Stored records
"""

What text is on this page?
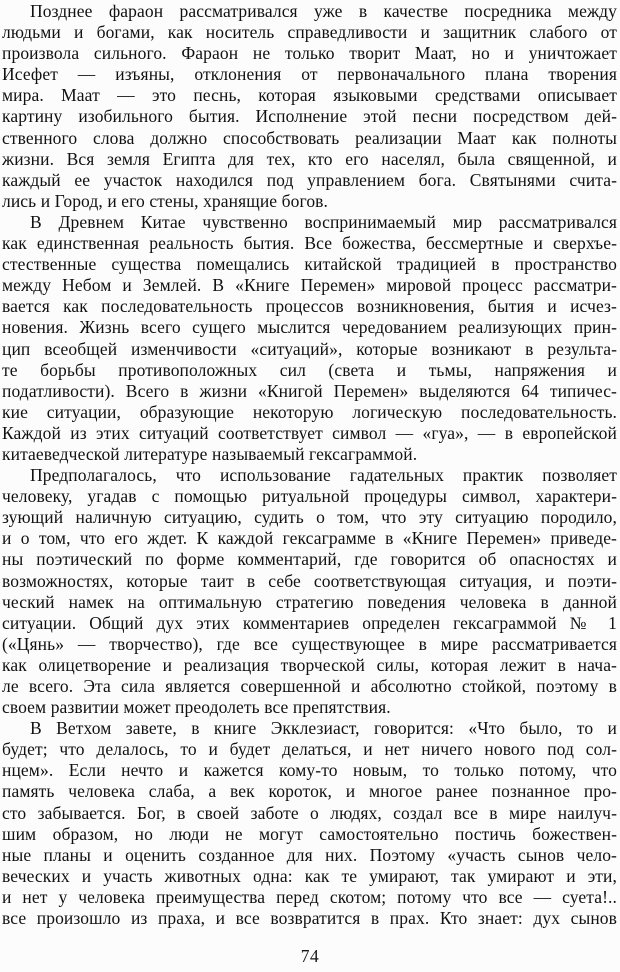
Позднее фараон рассматривался уже в качестве посредника между
людьми и богами, как носитель справедливости и защитник слабого от
произвола сильного. Фараон не только творит Маат, но и уничтожает
Исефет — изъяны, отклонения от первоначального плана творения
мира. Маат — это песнь, которая языковыми средствами описывает
картину изобильного бытия. Исполнение этой песни посредством дей-
ственного слова должно способствовать реализации Маат как полноты
жизни. Вся земля Египта для тех, кто его населял, была священной, и
каждый ее участок находился под управлением бога. Святынями счита-
лись и Город, и его стены, хранящие богов.
В Древнем Китае чувственно воспринимаемый мир рассматривался
как единственная реальность бытия. Все божества, бессмертные и сверхъе-
стественные существа помещались китайской традицией в пространство
между Небом и Землей. В «Книге Перемен» мировой процесс рассматри-
вается как последовательность процессов возникновения, бытия и исчез-
новения. Жизнь всего сущего мыслится чередованием реализующих прин-
цип всеобщей изменчивости «ситуаций», которые возникают в результа-
те борьбы противоположных сил (света и тьмы, напряжения и
податливости). Всего в жизни «Книгой Перемен» выделяются 64 типичес-
кие ситуации, образующие некоторую логическую последовательность.
Каждой из этих ситуаций соответствует символ — «гуа», — в европейской
китаеведческой литературе называемый гексаграммой.
Предполагалось, что использование гадательных практик позволяет
человеку, угадав с помощью ритуальной процедуры символ, характери-
зующий наличную ситуацию, судить о том, что эту ситуацию породило,
и о том, что его ждет. К каждой гексаграмме в «Книге Перемен» приведе-
ны поэтический по форме комментарий, где говорится об опасностях и
возможностях, которые таит в себе соответствующая ситуация, и поэти-
ческий намек на оптимальную стратегию поведения человека в данной
ситуации. Общий дух этих комментариев определен гексаграммой № 1
(«Цянь» — творчество), где все существующее в мире рассматривается
как олицетворение и реализация творческой силы, которая лежит в нача-
ле всего. Эта сила является совершенной и абсолютно стойкой, поэтому в
своем развитии может преодолеть все препятствия.
В Ветхом завете, в книге Экклезиаст, говорится: «Что было, то и
будет; что делалось, то и будет делаться, и нет ничего нового под сол-
нцем». Если нечто и кажется кому-то новым, то только потому, что
память человека слаба, а век короток, и многое ранее познанное про-
сто забывается. Бог, в своей заботе о людях, создал все в мире наилуч-
шим образом, но люди не могут самостоятельно постичь божествен-
ные планы и оценить созданное для них. Поэтому «участь сынов чело-
веческих и участь животных одна: как те умирают, так умирают и эти,
и нет у человека преимущества перед скотом; потому что все — суета!..
все произошло из праха, и все возвратится в прах. Кто знает: дух сынов
74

"""

Problem description: Identify the lines above that contain the word "потому", then copy them.

Worked solution:
нцем». Если нечто и кажется кому-то новым, то только потому, что
и нет у человека преимущества перед скотом; потому что все — суета!..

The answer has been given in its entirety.